[Goal of the exercise] Each record below should be output verbatim, without pictures.

•••••

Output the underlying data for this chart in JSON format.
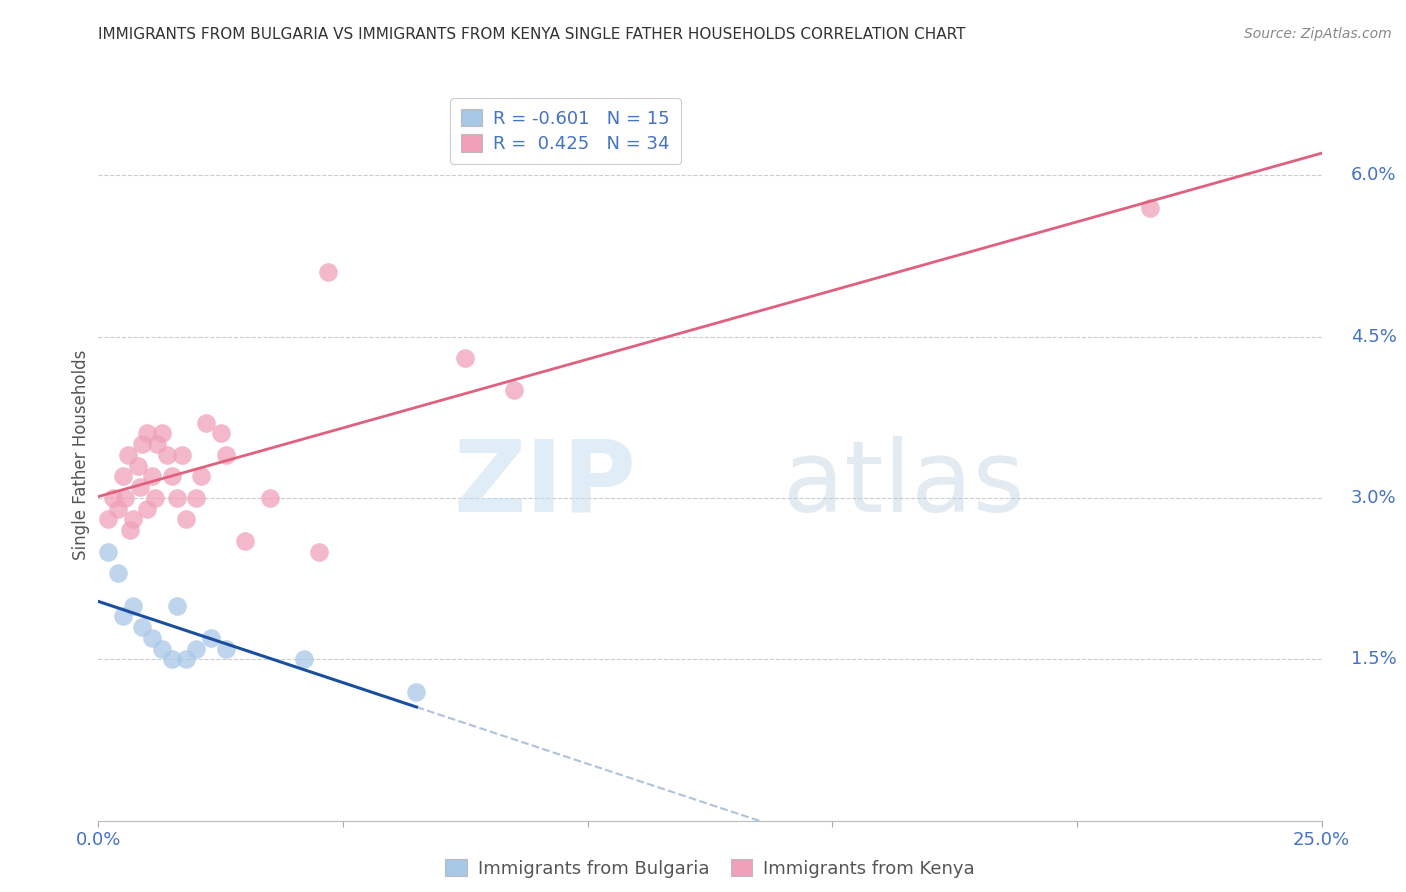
{
  "title": "IMMIGRANTS FROM BULGARIA VS IMMIGRANTS FROM KENYA SINGLE FATHER HOUSEHOLDS CORRELATION CHART",
  "source": "Source: ZipAtlas.com",
  "ylabel": "Single Father Households",
  "ytick_values": [
    1.5,
    3.0,
    4.5,
    6.0
  ],
  "xlim": [
    0.0,
    25.0
  ],
  "ylim": [
    0.0,
    6.8
  ],
  "legend_r_bulgaria": "-0.601",
  "legend_n_bulgaria": "15",
  "legend_r_kenya": "0.425",
  "legend_n_kenya": "34",
  "color_bulgaria": "#a8c8e8",
  "color_kenya": "#f0a0b8",
  "line_color_bulgaria": "#1a4fa0",
  "line_color_kenya": "#e06080",
  "bulgaria_x": [
    0.2,
    0.4,
    0.5,
    0.7,
    0.9,
    1.1,
    1.3,
    1.5,
    1.6,
    1.8,
    2.0,
    2.3,
    2.6,
    4.2,
    6.5
  ],
  "bulgaria_y": [
    2.5,
    2.3,
    1.9,
    2.0,
    1.8,
    1.7,
    1.6,
    1.5,
    2.0,
    1.5,
    1.6,
    1.7,
    1.6,
    1.5,
    1.2
  ],
  "kenya_x": [
    0.2,
    0.3,
    0.4,
    0.5,
    0.55,
    0.6,
    0.65,
    0.7,
    0.8,
    0.85,
    0.9,
    1.0,
    1.0,
    1.1,
    1.15,
    1.2,
    1.3,
    1.4,
    1.5,
    1.6,
    1.7,
    1.8,
    2.0,
    2.1,
    2.2,
    2.5,
    2.6,
    3.0,
    3.5,
    4.5,
    4.7,
    7.5,
    8.5,
    21.5
  ],
  "kenya_y": [
    2.8,
    3.0,
    2.9,
    3.2,
    3.0,
    3.4,
    2.7,
    2.8,
    3.3,
    3.1,
    3.5,
    3.6,
    2.9,
    3.2,
    3.0,
    3.5,
    3.6,
    3.4,
    3.2,
    3.0,
    3.4,
    2.8,
    3.0,
    3.2,
    3.7,
    3.6,
    3.4,
    2.6,
    3.0,
    2.5,
    5.1,
    4.3,
    4.0,
    5.7
  ]
}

•••••

[Solution to this exercise]
Output the underlying data for this chart in JSON format.
{
  "title": "IMMIGRANTS FROM BULGARIA VS IMMIGRANTS FROM KENYA SINGLE FATHER HOUSEHOLDS CORRELATION CHART",
  "source": "Source: ZipAtlas.com",
  "ylabel": "Single Father Households",
  "ytick_values": [
    1.5,
    3.0,
    4.5,
    6.0
  ],
  "xlim": [
    0.0,
    25.0
  ],
  "ylim": [
    0.0,
    6.8
  ],
  "legend_r_bulgaria": "-0.601",
  "legend_n_bulgaria": "15",
  "legend_r_kenya": "0.425",
  "legend_n_kenya": "34",
  "color_bulgaria": "#a8c8e8",
  "color_kenya": "#f0a0b8",
  "line_color_bulgaria": "#1a4fa0",
  "line_color_kenya": "#e06080",
  "bulgaria_x": [
    0.2,
    0.4,
    0.5,
    0.7,
    0.9,
    1.1,
    1.3,
    1.5,
    1.6,
    1.8,
    2.0,
    2.3,
    2.6,
    4.2,
    6.5
  ],
  "bulgaria_y": [
    2.5,
    2.3,
    1.9,
    2.0,
    1.8,
    1.7,
    1.6,
    1.5,
    2.0,
    1.5,
    1.6,
    1.7,
    1.6,
    1.5,
    1.2
  ],
  "kenya_x": [
    0.2,
    0.3,
    0.4,
    0.5,
    0.55,
    0.6,
    0.65,
    0.7,
    0.8,
    0.85,
    0.9,
    1.0,
    1.0,
    1.1,
    1.15,
    1.2,
    1.3,
    1.4,
    1.5,
    1.6,
    1.7,
    1.8,
    2.0,
    2.1,
    2.2,
    2.5,
    2.6,
    3.0,
    3.5,
    4.5,
    4.7,
    7.5,
    8.5,
    21.5
  ],
  "kenya_y": [
    2.8,
    3.0,
    2.9,
    3.2,
    3.0,
    3.4,
    2.7,
    2.8,
    3.3,
    3.1,
    3.5,
    3.6,
    2.9,
    3.2,
    3.0,
    3.5,
    3.6,
    3.4,
    3.2,
    3.0,
    3.4,
    2.8,
    3.0,
    3.2,
    3.7,
    3.6,
    3.4,
    2.6,
    3.0,
    2.5,
    5.1,
    4.3,
    4.0,
    5.7
  ]
}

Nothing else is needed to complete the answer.